Find every line containing the word "Binding" in the records below; report only how many there are.

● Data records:
** Begin **
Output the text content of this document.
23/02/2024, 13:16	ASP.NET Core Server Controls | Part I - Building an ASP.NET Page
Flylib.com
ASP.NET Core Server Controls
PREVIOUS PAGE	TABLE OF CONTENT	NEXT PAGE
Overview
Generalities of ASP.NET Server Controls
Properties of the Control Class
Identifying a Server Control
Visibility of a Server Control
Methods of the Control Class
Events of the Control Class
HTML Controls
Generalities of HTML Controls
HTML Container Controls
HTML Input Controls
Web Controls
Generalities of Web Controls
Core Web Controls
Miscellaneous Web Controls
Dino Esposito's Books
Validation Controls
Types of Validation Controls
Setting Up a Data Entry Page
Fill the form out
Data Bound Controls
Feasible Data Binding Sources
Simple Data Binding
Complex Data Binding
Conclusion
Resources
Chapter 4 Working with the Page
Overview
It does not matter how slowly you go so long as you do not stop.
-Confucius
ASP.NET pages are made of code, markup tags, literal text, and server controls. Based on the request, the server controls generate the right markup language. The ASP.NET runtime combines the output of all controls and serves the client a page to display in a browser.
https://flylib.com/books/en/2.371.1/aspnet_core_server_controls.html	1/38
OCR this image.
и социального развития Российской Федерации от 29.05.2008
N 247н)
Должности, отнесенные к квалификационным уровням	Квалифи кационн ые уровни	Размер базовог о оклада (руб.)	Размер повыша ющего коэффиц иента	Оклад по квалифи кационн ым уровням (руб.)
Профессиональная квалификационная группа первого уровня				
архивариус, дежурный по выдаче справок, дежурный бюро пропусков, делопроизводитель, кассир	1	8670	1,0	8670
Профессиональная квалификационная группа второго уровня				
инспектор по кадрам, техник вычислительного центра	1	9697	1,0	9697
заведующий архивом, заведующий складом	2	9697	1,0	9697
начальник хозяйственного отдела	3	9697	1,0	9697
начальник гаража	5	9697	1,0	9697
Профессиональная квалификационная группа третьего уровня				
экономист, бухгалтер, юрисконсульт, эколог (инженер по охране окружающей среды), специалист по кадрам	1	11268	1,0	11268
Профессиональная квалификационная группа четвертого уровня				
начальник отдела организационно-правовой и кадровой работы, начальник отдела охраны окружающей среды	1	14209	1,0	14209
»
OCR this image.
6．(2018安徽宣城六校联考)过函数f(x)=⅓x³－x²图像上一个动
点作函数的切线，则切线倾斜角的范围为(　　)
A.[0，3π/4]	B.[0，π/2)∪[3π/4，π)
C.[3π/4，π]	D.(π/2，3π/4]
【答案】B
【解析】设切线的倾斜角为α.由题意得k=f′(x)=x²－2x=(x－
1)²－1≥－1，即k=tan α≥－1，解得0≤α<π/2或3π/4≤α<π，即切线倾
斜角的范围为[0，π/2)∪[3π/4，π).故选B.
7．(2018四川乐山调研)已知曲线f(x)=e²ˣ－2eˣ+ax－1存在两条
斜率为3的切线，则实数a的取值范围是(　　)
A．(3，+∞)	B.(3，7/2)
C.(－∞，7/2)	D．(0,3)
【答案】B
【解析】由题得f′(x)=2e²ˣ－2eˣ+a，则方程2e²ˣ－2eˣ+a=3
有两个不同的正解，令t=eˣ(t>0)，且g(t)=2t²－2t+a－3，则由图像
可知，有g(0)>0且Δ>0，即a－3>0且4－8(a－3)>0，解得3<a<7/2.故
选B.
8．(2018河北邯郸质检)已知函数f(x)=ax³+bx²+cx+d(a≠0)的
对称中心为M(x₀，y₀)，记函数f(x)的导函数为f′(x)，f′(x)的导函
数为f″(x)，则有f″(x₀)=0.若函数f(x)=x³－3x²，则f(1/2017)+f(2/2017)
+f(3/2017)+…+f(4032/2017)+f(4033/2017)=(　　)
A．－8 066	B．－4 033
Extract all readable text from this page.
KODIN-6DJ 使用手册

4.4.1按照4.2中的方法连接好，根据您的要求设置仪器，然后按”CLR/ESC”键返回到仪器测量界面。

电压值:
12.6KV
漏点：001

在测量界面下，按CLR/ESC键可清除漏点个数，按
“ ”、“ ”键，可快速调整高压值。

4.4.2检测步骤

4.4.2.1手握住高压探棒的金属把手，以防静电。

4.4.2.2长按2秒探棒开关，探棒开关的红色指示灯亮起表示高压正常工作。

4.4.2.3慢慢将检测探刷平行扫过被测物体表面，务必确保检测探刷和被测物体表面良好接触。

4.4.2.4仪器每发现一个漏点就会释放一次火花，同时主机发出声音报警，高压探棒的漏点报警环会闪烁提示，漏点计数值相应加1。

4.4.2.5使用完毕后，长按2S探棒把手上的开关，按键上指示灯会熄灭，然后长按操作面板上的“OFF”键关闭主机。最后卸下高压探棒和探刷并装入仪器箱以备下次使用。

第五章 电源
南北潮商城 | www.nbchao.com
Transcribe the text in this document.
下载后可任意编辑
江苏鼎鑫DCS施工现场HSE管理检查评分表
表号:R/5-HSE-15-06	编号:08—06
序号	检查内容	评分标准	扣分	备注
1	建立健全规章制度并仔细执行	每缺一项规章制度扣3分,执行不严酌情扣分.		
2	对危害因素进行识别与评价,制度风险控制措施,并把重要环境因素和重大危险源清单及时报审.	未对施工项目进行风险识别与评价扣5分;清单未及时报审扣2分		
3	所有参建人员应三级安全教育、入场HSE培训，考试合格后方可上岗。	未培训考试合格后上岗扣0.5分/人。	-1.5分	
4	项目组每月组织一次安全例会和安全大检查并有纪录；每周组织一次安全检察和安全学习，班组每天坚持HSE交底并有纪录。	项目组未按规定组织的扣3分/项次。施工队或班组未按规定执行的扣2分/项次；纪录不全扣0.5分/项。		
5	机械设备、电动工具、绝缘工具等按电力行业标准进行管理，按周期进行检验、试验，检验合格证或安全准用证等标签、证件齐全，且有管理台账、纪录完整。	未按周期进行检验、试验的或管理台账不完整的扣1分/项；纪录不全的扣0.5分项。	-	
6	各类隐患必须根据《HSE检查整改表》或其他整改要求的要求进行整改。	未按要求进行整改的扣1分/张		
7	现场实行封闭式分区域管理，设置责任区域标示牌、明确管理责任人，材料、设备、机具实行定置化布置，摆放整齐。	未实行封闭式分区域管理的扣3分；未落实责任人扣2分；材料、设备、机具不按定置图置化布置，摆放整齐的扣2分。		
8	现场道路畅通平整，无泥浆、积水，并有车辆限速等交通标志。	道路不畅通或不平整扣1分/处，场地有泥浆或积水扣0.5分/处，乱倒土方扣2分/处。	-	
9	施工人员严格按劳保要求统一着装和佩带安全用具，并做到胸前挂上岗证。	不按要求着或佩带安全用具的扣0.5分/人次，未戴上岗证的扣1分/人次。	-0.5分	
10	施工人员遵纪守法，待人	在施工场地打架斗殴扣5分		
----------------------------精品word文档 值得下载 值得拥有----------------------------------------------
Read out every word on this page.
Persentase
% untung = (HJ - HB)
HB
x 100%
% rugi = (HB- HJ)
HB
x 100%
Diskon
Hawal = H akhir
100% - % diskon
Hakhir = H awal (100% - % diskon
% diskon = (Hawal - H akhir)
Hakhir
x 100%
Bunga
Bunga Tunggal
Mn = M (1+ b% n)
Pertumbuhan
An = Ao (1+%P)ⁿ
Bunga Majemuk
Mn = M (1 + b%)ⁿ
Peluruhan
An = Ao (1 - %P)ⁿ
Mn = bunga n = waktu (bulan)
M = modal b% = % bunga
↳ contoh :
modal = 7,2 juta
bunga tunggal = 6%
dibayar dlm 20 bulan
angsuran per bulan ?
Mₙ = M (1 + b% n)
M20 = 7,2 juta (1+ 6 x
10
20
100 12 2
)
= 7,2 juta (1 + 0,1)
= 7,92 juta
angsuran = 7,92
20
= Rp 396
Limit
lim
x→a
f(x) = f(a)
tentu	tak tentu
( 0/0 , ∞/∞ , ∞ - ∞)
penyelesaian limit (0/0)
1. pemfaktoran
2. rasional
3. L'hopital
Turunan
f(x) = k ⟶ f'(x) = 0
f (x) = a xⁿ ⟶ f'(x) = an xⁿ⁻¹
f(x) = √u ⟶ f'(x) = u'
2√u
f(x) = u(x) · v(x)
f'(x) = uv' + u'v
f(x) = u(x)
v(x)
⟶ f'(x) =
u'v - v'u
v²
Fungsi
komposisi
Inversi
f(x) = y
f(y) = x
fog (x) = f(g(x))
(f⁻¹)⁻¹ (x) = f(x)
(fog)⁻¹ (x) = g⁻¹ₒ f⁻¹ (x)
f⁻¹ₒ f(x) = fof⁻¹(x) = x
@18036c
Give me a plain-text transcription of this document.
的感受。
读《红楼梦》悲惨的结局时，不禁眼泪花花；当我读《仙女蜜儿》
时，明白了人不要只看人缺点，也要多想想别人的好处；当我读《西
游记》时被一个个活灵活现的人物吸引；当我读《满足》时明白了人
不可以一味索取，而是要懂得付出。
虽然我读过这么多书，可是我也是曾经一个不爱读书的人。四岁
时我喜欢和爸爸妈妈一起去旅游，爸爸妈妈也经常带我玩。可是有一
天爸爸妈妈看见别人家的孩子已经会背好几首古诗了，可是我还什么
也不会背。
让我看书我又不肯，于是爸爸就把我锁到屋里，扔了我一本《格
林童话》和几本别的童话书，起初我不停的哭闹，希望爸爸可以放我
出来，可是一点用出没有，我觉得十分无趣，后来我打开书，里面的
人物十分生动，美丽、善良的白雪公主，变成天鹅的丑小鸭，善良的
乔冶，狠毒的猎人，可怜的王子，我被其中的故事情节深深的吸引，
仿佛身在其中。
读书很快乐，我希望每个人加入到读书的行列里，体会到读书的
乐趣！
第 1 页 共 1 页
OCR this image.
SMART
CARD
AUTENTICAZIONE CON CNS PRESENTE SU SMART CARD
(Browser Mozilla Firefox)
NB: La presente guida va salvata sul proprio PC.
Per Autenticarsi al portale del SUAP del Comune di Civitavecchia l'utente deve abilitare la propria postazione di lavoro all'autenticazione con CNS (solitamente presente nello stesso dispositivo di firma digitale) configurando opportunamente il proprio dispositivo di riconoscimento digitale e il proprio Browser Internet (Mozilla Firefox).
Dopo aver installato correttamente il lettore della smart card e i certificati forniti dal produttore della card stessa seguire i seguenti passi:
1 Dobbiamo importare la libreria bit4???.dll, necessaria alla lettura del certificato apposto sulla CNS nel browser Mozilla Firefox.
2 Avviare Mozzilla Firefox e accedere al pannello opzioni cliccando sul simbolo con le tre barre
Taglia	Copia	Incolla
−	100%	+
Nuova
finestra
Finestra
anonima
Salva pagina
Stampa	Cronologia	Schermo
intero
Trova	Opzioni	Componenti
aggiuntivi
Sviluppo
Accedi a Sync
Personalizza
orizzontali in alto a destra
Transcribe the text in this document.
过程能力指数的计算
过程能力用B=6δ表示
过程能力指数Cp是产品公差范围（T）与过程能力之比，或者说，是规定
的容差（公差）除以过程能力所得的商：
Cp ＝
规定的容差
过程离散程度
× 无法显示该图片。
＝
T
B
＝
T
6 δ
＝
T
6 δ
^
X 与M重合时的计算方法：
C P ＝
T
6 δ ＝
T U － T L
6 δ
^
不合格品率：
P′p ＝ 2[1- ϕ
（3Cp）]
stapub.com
** End **
● Answer to this task:
3